• _Entries from a dataset_:
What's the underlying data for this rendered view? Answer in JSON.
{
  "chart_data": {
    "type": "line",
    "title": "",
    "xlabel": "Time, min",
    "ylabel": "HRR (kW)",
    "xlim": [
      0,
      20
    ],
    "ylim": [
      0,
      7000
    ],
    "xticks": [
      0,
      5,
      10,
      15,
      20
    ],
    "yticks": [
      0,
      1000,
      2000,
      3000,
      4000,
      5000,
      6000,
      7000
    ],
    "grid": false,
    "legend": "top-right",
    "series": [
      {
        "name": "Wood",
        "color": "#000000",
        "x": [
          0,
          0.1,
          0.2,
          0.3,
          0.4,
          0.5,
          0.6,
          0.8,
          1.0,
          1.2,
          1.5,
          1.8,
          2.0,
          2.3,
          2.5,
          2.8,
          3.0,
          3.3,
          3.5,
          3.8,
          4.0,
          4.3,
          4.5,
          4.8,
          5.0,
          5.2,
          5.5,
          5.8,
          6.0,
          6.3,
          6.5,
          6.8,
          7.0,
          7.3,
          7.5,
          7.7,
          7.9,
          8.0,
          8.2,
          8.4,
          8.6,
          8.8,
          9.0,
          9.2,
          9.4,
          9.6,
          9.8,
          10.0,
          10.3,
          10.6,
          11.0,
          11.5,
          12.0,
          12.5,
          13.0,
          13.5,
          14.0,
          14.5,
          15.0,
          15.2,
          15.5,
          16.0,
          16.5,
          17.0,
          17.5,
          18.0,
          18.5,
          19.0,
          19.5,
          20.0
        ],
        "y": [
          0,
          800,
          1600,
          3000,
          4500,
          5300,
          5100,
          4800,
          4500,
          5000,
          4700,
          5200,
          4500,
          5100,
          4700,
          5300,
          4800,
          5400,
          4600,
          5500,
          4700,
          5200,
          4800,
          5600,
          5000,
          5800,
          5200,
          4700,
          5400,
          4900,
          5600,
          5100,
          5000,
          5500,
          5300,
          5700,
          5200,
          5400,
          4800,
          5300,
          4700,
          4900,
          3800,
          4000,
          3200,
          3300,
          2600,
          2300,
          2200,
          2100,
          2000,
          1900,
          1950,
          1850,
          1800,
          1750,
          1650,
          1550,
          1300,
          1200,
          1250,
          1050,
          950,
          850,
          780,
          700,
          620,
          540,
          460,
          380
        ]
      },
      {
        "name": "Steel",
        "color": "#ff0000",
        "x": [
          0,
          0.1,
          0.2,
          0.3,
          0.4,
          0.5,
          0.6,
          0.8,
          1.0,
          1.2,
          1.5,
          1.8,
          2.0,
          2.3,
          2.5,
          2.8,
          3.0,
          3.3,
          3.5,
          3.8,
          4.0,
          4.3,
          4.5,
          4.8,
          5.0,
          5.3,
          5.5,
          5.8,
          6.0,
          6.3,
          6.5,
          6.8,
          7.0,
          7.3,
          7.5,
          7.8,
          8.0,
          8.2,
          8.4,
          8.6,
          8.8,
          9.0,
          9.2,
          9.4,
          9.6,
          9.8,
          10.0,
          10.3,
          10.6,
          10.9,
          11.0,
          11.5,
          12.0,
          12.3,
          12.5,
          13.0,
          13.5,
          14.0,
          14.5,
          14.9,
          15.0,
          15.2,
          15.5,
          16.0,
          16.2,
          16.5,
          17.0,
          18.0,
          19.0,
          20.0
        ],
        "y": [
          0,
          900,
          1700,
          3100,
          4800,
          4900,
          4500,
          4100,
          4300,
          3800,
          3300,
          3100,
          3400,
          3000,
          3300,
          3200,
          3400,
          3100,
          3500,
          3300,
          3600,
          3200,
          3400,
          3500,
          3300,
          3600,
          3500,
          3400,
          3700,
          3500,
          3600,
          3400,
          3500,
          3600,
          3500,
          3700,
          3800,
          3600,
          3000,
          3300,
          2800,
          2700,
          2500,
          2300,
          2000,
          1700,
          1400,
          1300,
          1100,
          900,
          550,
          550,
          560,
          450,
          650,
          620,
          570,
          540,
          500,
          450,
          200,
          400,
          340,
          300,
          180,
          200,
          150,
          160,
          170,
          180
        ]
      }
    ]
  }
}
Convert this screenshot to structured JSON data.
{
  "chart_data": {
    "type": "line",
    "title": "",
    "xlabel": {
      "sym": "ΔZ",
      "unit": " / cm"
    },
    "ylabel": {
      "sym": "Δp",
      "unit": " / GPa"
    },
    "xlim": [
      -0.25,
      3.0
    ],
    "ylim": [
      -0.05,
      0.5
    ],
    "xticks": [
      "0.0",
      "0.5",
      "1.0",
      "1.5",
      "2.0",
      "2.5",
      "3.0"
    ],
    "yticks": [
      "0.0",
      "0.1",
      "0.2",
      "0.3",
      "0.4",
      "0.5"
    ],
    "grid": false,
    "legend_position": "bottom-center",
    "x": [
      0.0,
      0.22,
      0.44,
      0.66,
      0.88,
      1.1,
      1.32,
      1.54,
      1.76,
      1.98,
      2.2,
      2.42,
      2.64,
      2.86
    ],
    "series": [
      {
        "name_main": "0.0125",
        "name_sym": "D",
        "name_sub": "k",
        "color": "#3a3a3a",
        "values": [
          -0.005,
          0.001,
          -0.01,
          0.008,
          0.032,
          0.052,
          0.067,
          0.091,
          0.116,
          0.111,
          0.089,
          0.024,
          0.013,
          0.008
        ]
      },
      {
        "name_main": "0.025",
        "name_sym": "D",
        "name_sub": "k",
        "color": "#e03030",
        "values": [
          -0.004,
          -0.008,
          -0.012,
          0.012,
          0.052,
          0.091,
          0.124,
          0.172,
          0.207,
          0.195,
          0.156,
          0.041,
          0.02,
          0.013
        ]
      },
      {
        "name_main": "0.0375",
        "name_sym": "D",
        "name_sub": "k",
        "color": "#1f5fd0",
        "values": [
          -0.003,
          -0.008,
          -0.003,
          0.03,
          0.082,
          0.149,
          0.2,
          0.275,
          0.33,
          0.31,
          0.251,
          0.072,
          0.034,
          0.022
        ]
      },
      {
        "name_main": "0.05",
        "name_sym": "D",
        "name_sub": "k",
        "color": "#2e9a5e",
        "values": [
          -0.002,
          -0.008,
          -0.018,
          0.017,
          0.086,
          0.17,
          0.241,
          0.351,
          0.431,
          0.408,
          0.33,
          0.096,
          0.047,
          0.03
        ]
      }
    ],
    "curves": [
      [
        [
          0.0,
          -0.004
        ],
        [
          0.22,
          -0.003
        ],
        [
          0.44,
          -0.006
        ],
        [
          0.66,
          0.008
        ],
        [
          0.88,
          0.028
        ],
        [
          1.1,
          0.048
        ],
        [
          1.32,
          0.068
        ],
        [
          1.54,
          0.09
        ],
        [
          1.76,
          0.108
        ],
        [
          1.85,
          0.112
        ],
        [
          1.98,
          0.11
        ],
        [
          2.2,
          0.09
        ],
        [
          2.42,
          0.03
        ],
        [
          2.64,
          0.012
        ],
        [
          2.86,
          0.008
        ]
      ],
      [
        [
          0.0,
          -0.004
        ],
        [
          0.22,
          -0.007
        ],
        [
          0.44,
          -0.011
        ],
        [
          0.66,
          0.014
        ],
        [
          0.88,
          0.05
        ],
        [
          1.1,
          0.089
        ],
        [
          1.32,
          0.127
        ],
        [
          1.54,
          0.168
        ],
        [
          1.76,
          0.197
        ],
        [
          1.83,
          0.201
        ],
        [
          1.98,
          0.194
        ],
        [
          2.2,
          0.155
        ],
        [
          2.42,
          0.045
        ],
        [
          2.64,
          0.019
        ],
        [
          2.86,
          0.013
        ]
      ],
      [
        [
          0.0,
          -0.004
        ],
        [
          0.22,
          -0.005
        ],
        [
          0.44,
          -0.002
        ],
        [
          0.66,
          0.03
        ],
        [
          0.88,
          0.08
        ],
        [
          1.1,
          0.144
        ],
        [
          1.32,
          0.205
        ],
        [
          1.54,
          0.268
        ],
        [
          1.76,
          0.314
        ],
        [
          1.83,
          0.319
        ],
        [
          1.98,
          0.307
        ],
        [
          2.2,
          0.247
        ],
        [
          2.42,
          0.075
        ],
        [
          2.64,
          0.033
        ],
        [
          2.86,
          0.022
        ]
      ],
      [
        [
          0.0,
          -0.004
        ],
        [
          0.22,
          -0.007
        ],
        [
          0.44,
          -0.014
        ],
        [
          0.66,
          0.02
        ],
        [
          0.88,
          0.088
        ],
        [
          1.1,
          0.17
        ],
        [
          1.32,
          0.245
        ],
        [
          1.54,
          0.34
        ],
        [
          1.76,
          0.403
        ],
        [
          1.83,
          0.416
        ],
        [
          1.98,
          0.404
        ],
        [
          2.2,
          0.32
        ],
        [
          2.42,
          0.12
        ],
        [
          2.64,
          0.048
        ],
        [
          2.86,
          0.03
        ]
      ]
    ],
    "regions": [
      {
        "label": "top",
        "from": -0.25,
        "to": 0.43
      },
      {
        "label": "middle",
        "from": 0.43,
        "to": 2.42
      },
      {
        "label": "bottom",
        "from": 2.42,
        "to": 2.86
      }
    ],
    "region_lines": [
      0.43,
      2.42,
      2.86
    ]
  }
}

• _Written task_: Search the entries for "JSON" and copy out each line that has it.

• _Expected answer_:
What's the underlying data for this rendered view? Answer in JSON.
Convert this screenshot to structured JSON data.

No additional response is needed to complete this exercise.